Copy every line that holds "JSON".

Data for processing -
________________________________________

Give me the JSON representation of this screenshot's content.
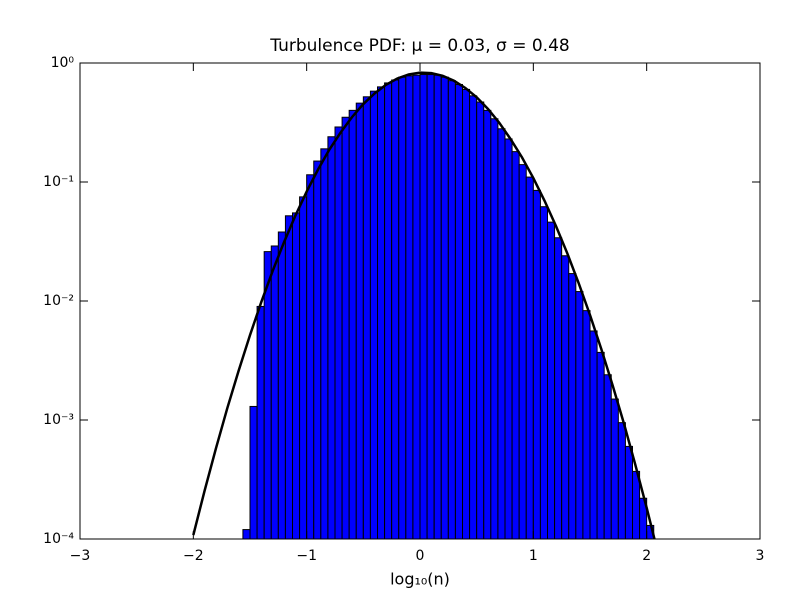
{
  "chart_data": {
    "type": "histogram",
    "title": "Turbulence PDF: μ = 0.03, σ = 0.48",
    "x_label": "log₁₀(n)",
    "log_y": true,
    "color": "#0000ff",
    "bins": [
      -1.5625,
      -1.5,
      -1.4375,
      -1.375,
      -1.3125,
      -1.25,
      -1.1875,
      -1.125,
      -1.0625,
      -1,
      -0.9375,
      -0.875,
      -0.8125,
      -0.75,
      -0.6875,
      -0.625,
      -0.5625,
      -0.5,
      -0.4375,
      -0.375,
      -0.3125,
      -0.25,
      -0.1875,
      -0.125,
      -0.0625,
      0,
      0.0625,
      0.125,
      0.1875,
      0.25,
      0.3125,
      0.375,
      0.4375,
      0.5,
      0.5625,
      0.625,
      0.6875,
      0.75,
      0.8125,
      0.875,
      0.9375,
      1,
      1.0625,
      1.125,
      1.1875,
      1.25,
      1.3125,
      1.375,
      1.4375,
      1.5,
      1.5625,
      1.625,
      1.6875,
      1.75,
      1.8125,
      1.875,
      1.9375,
      2,
      2.0625
    ],
    "values": [
      0.00012,
      0.0013,
      0.009,
      0.026,
      0.029,
      0.038,
      0.052,
      0.055,
      0.075,
      0.115,
      0.15,
      0.19,
      0.24,
      0.29,
      0.35,
      0.4,
      0.46,
      0.52,
      0.58,
      0.63,
      0.68,
      0.72,
      0.76,
      0.78,
      0.79,
      0.8,
      0.8,
      0.79,
      0.76,
      0.71,
      0.66,
      0.6,
      0.53,
      0.47,
      0.4,
      0.34,
      0.28,
      0.23,
      0.18,
      0.14,
      0.11,
      0.085,
      0.062,
      0.046,
      0.034,
      0.024,
      0.017,
      0.012,
      0.0083,
      0.0056,
      0.0037,
      0.0024,
      0.0015,
      0.00095,
      0.0006,
      0.00037,
      0.00022,
      0.00013
    ],
    "fit": {
      "color": "#000000",
      "x": [
        -2.0,
        -1.9,
        -1.8,
        -1.7,
        -1.6,
        -1.5,
        -1.4,
        -1.3,
        -1.2,
        -1.1,
        -1.0,
        -0.9,
        -0.8,
        -0.7,
        -0.6,
        -0.5,
        -0.4,
        -0.3,
        -0.2,
        -0.1,
        0.0,
        0.1,
        0.2,
        0.3,
        0.4,
        0.5,
        0.6,
        0.7,
        0.8,
        0.9,
        1.0,
        1.1,
        1.2,
        1.3,
        1.4,
        1.5,
        1.6,
        1.7,
        1.8,
        1.9,
        2.0,
        2.1
      ],
      "y": [
        0.000108,
        0.000256,
        0.00058,
        0.00126,
        0.0026,
        0.00517,
        0.00982,
        0.0179,
        0.0312,
        0.052,
        0.0831,
        0.127,
        0.187,
        0.261,
        0.351,
        0.452,
        0.556,
        0.656,
        0.741,
        0.801,
        0.829,
        0.822,
        0.78,
        0.709,
        0.617,
        0.515,
        0.411,
        0.314,
        0.229,
        0.161,
        0.108,
        0.0692,
        0.0426,
        0.0251,
        0.0141,
        0.00763,
        0.00394,
        0.00195,
        0.00093,
        0.00042,
        0.000183,
        7.6e-05
      ]
    },
    "xlim": [
      -3,
      3
    ],
    "xticks": [
      {
        "value": -3,
        "label": "−3"
      },
      {
        "value": -2,
        "label": "−2"
      },
      {
        "value": -1,
        "label": "−1"
      },
      0,
      1,
      2,
      3
    ],
    "ylim": [
      0.0001,
      1
    ],
    "yticks": [
      {
        "value": 0.0001,
        "label": "10⁻⁴"
      },
      {
        "value": 0.001,
        "label": "10⁻³"
      },
      {
        "value": 0.01,
        "label": "10⁻²"
      },
      {
        "value": 0.1,
        "label": "10⁻¹"
      },
      {
        "value": 1,
        "label": "10⁰"
      }
    ]
  }
}
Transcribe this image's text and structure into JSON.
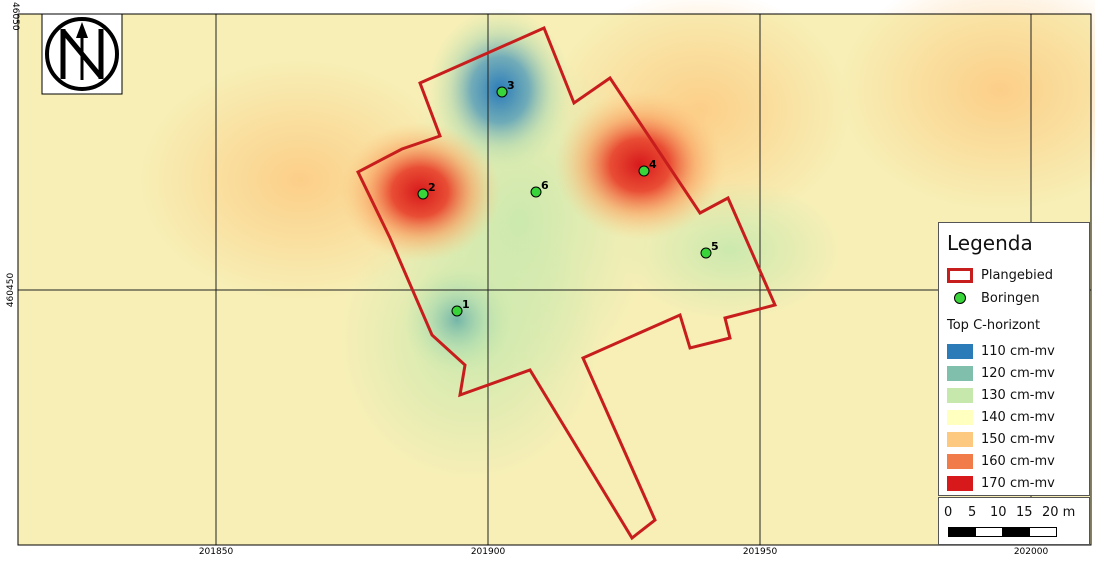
{
  "map": {
    "x_ticks": [
      "201850",
      "201900",
      "201950",
      "202000"
    ],
    "y_ticks": [
      "46050",
      "460450"
    ]
  },
  "boreholes": [
    {
      "label": "1"
    },
    {
      "label": "2"
    },
    {
      "label": "3"
    },
    {
      "label": "4"
    },
    {
      "label": "5"
    },
    {
      "label": "6"
    }
  ],
  "legend": {
    "title": "Legenda",
    "plangebied": "Plangebied",
    "boringen": "Boringen",
    "horizon_title": "Top C-horizont",
    "classes": [
      {
        "label": "110 cm-mv",
        "color": "#2b7bb9"
      },
      {
        "label": "120 cm-mv",
        "color": "#80bfab"
      },
      {
        "label": "130 cm-mv",
        "color": "#c7e8ad"
      },
      {
        "label": "140 cm-mv",
        "color": "#ffffbf"
      },
      {
        "label": "150 cm-mv",
        "color": "#fdc980"
      },
      {
        "label": "160 cm-mv",
        "color": "#f17c4a"
      },
      {
        "label": "170 cm-mv",
        "color": "#d7191c"
      }
    ]
  },
  "scale": {
    "labels": [
      "0",
      "5",
      "10",
      "15",
      "20 m"
    ]
  },
  "colors": {
    "outline": "#c81d1d",
    "point_fill": "#39d439",
    "background": "#f7efb6"
  },
  "icons": {
    "north_arrow": "north-arrow-icon"
  }
}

________________________________________

Correct response -
Give me the JSON representation of this screenshot's content.
Transcribe this image's text and structure into JSON.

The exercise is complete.